Dataset records
- - - -
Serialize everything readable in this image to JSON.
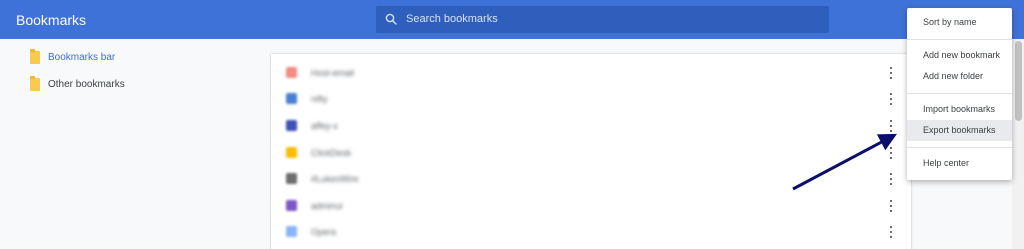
{
  "header": {
    "title": "Bookmarks",
    "search": {
      "placeholder": "Search bookmarks",
      "icon": "search-icon"
    },
    "color": "#3f72d8"
  },
  "sidebar": {
    "items": [
      {
        "label": "Bookmarks bar",
        "icon": "folder-icon",
        "active": true
      },
      {
        "label": "Other bookmarks",
        "icon": "folder-icon",
        "active": false
      }
    ]
  },
  "bookmarks": {
    "rows": [
      {
        "title": "Host-email",
        "favicon_color": "#f28b82"
      },
      {
        "title": "nifty",
        "favicon_color": "#4a7fd1"
      },
      {
        "title": "affey-x",
        "favicon_color": "#3f51b5"
      },
      {
        "title": "ClickDesk",
        "favicon_color": "#fbbc04"
      },
      {
        "title": "#LukesWire",
        "favicon_color": "#6d6d6d"
      },
      {
        "title": "adminui",
        "favicon_color": "#7e57c2"
      },
      {
        "title": "Opera",
        "favicon_color": "#8ab4f8"
      }
    ]
  },
  "menu": {
    "items": [
      {
        "label": "Sort by name",
        "highlighted": false
      },
      {
        "label": "Add new bookmark",
        "highlighted": false
      },
      {
        "label": "Add new folder",
        "highlighted": false
      },
      {
        "label": "Import bookmarks",
        "highlighted": false
      },
      {
        "label": "Export bookmarks",
        "highlighted": true
      },
      {
        "label": "Help center",
        "highlighted": false
      }
    ]
  },
  "annotation": {
    "arrow_color": "#0b0f6b"
  }
}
- - - -
■ What this task involves ■
Pictures are to be left out; the records above must be repeated word for word.

■ Answer for this exercise ■
Serialize everything readable in this image to JSON.
{
  "header": {
    "title": "Bookmarks",
    "search": {
      "placeholder": "Search bookmarks",
      "icon": "search-icon"
    },
    "color": "#3f72d8"
  },
  "sidebar": {
    "items": [
      {
        "label": "Bookmarks bar",
        "icon": "folder-icon",
        "active": true
      },
      {
        "label": "Other bookmarks",
        "icon": "folder-icon",
        "active": false
      }
    ]
  },
  "bookmarks": {
    "rows": [
      {
        "title": "Host-email",
        "favicon_color": "#f28b82"
      },
      {
        "title": "nifty",
        "favicon_color": "#4a7fd1"
      },
      {
        "title": "affey-x",
        "favicon_color": "#3f51b5"
      },
      {
        "title": "ClickDesk",
        "favicon_color": "#fbbc04"
      },
      {
        "title": "#LukesWire",
        "favicon_color": "#6d6d6d"
      },
      {
        "title": "adminui",
        "favicon_color": "#7e57c2"
      },
      {
        "title": "Opera",
        "favicon_color": "#8ab4f8"
      }
    ]
  },
  "menu": {
    "items": [
      {
        "label": "Sort by name",
        "highlighted": false
      },
      {
        "label": "Add new bookmark",
        "highlighted": false
      },
      {
        "label": "Add new folder",
        "highlighted": false
      },
      {
        "label": "Import bookmarks",
        "highlighted": false
      },
      {
        "label": "Export bookmarks",
        "highlighted": true
      },
      {
        "label": "Help center",
        "highlighted": false
      }
    ]
  },
  "annotation": {
    "arrow_color": "#0b0f6b"
  }
}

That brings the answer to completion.